→ Problem details: Retype each record below word for word. Leave the pictures out.

→ Entries shown:
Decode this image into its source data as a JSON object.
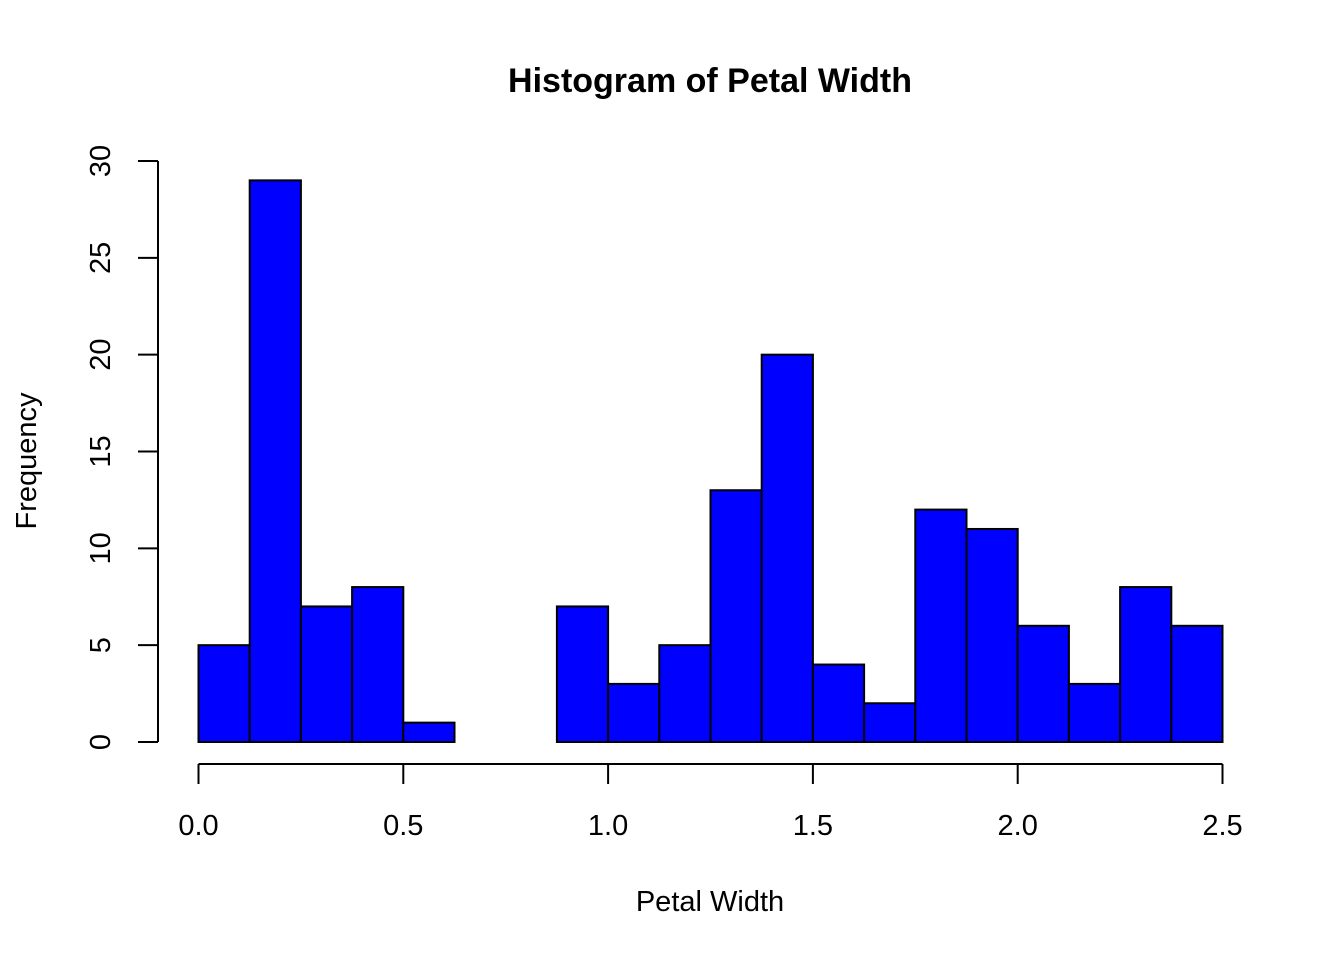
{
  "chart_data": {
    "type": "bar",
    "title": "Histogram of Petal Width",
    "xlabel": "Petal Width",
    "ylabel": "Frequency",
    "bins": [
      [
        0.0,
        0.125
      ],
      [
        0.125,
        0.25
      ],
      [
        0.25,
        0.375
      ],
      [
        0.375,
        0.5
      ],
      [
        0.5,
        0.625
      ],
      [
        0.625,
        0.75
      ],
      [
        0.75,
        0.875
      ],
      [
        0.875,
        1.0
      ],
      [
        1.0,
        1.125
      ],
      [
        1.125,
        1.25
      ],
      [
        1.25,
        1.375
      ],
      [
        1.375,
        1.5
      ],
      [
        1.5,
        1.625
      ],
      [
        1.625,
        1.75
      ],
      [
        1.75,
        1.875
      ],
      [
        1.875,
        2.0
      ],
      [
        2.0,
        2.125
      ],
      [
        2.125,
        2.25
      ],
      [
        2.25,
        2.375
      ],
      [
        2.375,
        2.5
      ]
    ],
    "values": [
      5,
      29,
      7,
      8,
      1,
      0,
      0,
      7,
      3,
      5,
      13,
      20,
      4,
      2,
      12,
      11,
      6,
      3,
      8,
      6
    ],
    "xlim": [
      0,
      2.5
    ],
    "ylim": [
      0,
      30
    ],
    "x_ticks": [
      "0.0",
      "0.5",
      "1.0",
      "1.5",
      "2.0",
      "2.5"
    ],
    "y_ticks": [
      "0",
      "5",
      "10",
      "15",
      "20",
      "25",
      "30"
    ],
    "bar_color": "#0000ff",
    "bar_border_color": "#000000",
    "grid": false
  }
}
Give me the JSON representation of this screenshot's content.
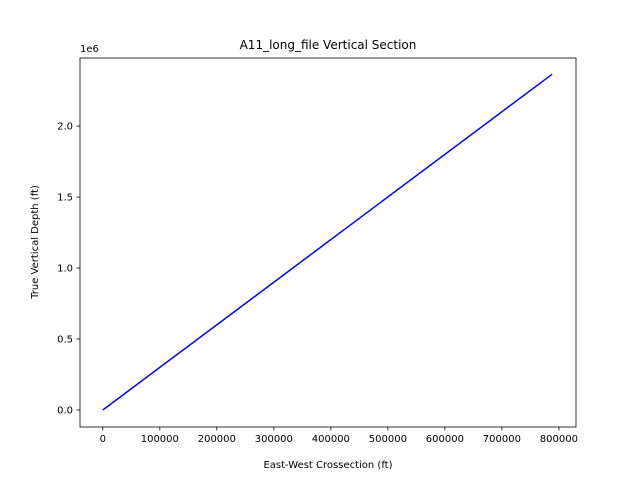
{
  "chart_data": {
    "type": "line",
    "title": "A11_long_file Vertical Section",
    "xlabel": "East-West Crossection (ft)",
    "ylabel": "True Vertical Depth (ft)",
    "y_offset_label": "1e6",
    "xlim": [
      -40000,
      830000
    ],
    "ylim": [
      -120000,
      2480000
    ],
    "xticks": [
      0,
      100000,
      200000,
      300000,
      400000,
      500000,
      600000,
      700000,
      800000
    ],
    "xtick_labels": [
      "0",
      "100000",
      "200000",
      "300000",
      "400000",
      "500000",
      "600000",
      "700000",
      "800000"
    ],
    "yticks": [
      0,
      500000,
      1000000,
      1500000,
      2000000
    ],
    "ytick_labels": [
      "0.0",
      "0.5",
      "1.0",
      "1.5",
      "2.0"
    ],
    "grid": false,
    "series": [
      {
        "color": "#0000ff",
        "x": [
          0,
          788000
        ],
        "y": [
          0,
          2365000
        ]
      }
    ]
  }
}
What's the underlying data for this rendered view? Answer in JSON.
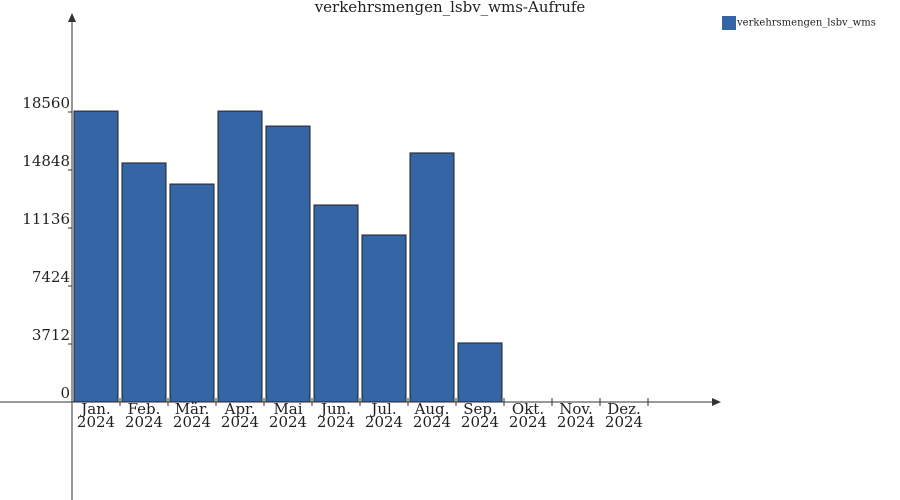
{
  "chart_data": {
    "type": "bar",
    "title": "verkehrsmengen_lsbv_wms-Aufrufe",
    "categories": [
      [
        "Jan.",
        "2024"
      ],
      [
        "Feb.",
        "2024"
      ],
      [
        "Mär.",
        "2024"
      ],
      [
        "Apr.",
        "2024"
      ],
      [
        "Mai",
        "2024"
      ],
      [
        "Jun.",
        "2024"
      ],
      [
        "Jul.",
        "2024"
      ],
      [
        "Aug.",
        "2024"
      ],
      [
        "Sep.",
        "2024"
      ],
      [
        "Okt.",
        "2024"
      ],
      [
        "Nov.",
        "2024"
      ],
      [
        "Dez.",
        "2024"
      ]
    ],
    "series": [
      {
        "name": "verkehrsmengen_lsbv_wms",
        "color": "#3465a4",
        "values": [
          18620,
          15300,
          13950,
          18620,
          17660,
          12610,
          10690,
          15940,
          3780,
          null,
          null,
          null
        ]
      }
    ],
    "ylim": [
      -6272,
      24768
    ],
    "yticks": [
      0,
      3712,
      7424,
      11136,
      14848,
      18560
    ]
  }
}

→ Reply:
Decode this image into its source data as a JSON object.
{
  "chart_data": {
    "type": "bar",
    "title": "Histogram of Petal Width",
    "xlabel": "Petal Width",
    "ylabel": "Frequency",
    "bins": [
      [
        0.0,
        0.125
      ],
      [
        0.125,
        0.25
      ],
      [
        0.25,
        0.375
      ],
      [
        0.375,
        0.5
      ],
      [
        0.5,
        0.625
      ],
      [
        0.625,
        0.75
      ],
      [
        0.75,
        0.875
      ],
      [
        0.875,
        1.0
      ],
      [
        1.0,
        1.125
      ],
      [
        1.125,
        1.25
      ],
      [
        1.25,
        1.375
      ],
      [
        1.375,
        1.5
      ],
      [
        1.5,
        1.625
      ],
      [
        1.625,
        1.75
      ],
      [
        1.75,
        1.875
      ],
      [
        1.875,
        2.0
      ],
      [
        2.0,
        2.125
      ],
      [
        2.125,
        2.25
      ],
      [
        2.25,
        2.375
      ],
      [
        2.375,
        2.5
      ]
    ],
    "values": [
      5,
      29,
      7,
      8,
      1,
      0,
      0,
      7,
      3,
      5,
      13,
      20,
      4,
      2,
      12,
      11,
      6,
      3,
      8,
      6
    ],
    "xlim": [
      0,
      2.5
    ],
    "ylim": [
      0,
      30
    ],
    "x_ticks": [
      "0.0",
      "0.5",
      "1.0",
      "1.5",
      "2.0",
      "2.5"
    ],
    "y_ticks": [
      "0",
      "5",
      "10",
      "15",
      "20",
      "25",
      "30"
    ],
    "bar_color": "#0000ff",
    "bar_border_color": "#000000",
    "grid": false
  }
}
Give me the JSON representation of this screenshot's content.
{
  "chart_data": {
    "type": "line",
    "title": "A11_long_file Vertical Section",
    "xlabel": "East-West Crossection (ft)",
    "ylabel": "True Vertical Depth (ft)",
    "y_offset_label": "1e6",
    "xlim": [
      -40000,
      830000
    ],
    "ylim": [
      -120000,
      2480000
    ],
    "xticks": [
      0,
      100000,
      200000,
      300000,
      400000,
      500000,
      600000,
      700000,
      800000
    ],
    "xtick_labels": [
      "0",
      "100000",
      "200000",
      "300000",
      "400000",
      "500000",
      "600000",
      "700000",
      "800000"
    ],
    "yticks": [
      0,
      500000,
      1000000,
      1500000,
      2000000
    ],
    "ytick_labels": [
      "0.0",
      "0.5",
      "1.0",
      "1.5",
      "2.0"
    ],
    "grid": false,
    "series": [
      {
        "color": "#0000ff",
        "x": [
          0,
          788000
        ],
        "y": [
          0,
          2365000
        ]
      }
    ]
  }
}
What's the underlying data for this rendered view? Answer in JSON.
{
  "chart_data": {
    "type": "bar",
    "title": "verkehrsmengen_lsbv_wms-Aufrufe",
    "categories": [
      [
        "Jan.",
        "2024"
      ],
      [
        "Feb.",
        "2024"
      ],
      [
        "Mär.",
        "2024"
      ],
      [
        "Apr.",
        "2024"
      ],
      [
        "Mai",
        "2024"
      ],
      [
        "Jun.",
        "2024"
      ],
      [
        "Jul.",
        "2024"
      ],
      [
        "Aug.",
        "2024"
      ],
      [
        "Sep.",
        "2024"
      ],
      [
        "Okt.",
        "2024"
      ],
      [
        "Nov.",
        "2024"
      ],
      [
        "Dez.",
        "2024"
      ]
    ],
    "series": [
      {
        "name": "verkehrsmengen_lsbv_wms",
        "color": "#3465a4",
        "values": [
          18620,
          15300,
          13950,
          18620,
          17660,
          12610,
          10690,
          15940,
          3780,
          null,
          null,
          null
        ]
      }
    ],
    "ylim": [
      -6272,
      24768
    ],
    "yticks": [
      0,
      3712,
      7424,
      11136,
      14848,
      18560
    ]
  }
}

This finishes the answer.